Given exercise: Copy the line with "Parse this chart and return its data as JSON." and all lines following it through the last line of the entries, exactly as written.
::::::
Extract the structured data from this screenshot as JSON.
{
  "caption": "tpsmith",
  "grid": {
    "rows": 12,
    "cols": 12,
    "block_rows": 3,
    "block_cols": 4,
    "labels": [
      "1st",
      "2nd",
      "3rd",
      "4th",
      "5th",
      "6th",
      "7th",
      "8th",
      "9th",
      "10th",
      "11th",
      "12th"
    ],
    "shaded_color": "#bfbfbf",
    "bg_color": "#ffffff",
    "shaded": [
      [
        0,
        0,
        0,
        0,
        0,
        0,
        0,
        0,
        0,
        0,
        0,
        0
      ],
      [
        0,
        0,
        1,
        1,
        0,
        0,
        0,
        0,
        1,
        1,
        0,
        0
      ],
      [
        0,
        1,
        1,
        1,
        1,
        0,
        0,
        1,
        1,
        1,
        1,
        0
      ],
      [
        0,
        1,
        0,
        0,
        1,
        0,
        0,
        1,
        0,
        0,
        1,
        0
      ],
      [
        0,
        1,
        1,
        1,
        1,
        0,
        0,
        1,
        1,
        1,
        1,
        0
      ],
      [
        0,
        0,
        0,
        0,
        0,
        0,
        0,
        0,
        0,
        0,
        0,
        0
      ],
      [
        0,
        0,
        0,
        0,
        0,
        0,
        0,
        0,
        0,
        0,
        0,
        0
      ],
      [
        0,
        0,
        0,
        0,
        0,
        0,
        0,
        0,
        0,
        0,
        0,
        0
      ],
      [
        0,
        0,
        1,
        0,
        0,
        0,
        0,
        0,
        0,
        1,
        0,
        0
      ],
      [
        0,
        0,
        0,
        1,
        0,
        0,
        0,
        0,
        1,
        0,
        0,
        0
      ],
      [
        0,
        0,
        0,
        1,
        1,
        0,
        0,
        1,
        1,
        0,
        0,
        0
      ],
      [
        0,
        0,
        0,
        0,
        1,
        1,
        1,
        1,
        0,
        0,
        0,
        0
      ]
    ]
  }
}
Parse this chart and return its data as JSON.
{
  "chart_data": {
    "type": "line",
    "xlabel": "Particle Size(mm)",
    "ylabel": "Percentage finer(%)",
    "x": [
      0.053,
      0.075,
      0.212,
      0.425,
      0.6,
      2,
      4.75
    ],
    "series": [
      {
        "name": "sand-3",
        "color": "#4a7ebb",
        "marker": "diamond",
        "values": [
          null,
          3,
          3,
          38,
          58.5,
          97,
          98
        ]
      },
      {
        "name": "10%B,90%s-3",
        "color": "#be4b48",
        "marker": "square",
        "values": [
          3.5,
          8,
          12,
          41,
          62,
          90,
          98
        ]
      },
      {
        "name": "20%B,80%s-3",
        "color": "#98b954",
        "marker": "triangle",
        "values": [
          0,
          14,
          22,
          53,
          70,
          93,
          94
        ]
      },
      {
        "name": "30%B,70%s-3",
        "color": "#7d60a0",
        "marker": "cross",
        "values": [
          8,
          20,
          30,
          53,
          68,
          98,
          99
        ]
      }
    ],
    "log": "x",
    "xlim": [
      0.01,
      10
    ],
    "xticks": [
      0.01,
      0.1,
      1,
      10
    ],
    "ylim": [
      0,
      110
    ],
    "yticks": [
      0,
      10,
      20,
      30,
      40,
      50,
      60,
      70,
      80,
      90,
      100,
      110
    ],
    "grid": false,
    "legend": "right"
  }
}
::::::
Result of the task:
Parse this chart and return its data as JSON.
{
  "chart_data": {
    "type": "line",
    "xlabel": "Particle Size(mm)",
    "ylabel": "Percentage finer(%)",
    "x": [
      0.053,
      0.075,
      0.212,
      0.425,
      0.6,
      2,
      4.75
    ],
    "series": [
      {
        "name": "sand-3",
        "color": "#4a7ebb",
        "marker": "diamond",
        "values": [
          null,
          3,
          3,
          38,
          58.5,
          97,
          98
        ]
      },
      {
        "name": "10%B,90%s-3",
        "color": "#be4b48",
        "marker": "square",
        "values": [
          3.5,
          8,
          12,
          41,
          62,
          90,
          98
        ]
      },
      {
        "name": "20%B,80%s-3",
        "color": "#98b954",
        "marker": "triangle",
        "values": [
          0,
          14,
          22,
          53,
          70,
          93,
          94
        ]
      },
      {
        "name": "30%B,70%s-3",
        "color": "#7d60a0",
        "marker": "cross",
        "values": [
          8,
          20,
          30,
          53,
          68,
          98,
          99
        ]
      }
    ],
    "log": "x",
    "xlim": [
      0.01,
      10
    ],
    "xticks": [
      0.01,
      0.1,
      1,
      10
    ],
    "ylim": [
      0,
      110
    ],
    "yticks": [
      0,
      10,
      20,
      30,
      40,
      50,
      60,
      70,
      80,
      90,
      100,
      110
    ],
    "grid": false,
    "legend": "right"
  }
}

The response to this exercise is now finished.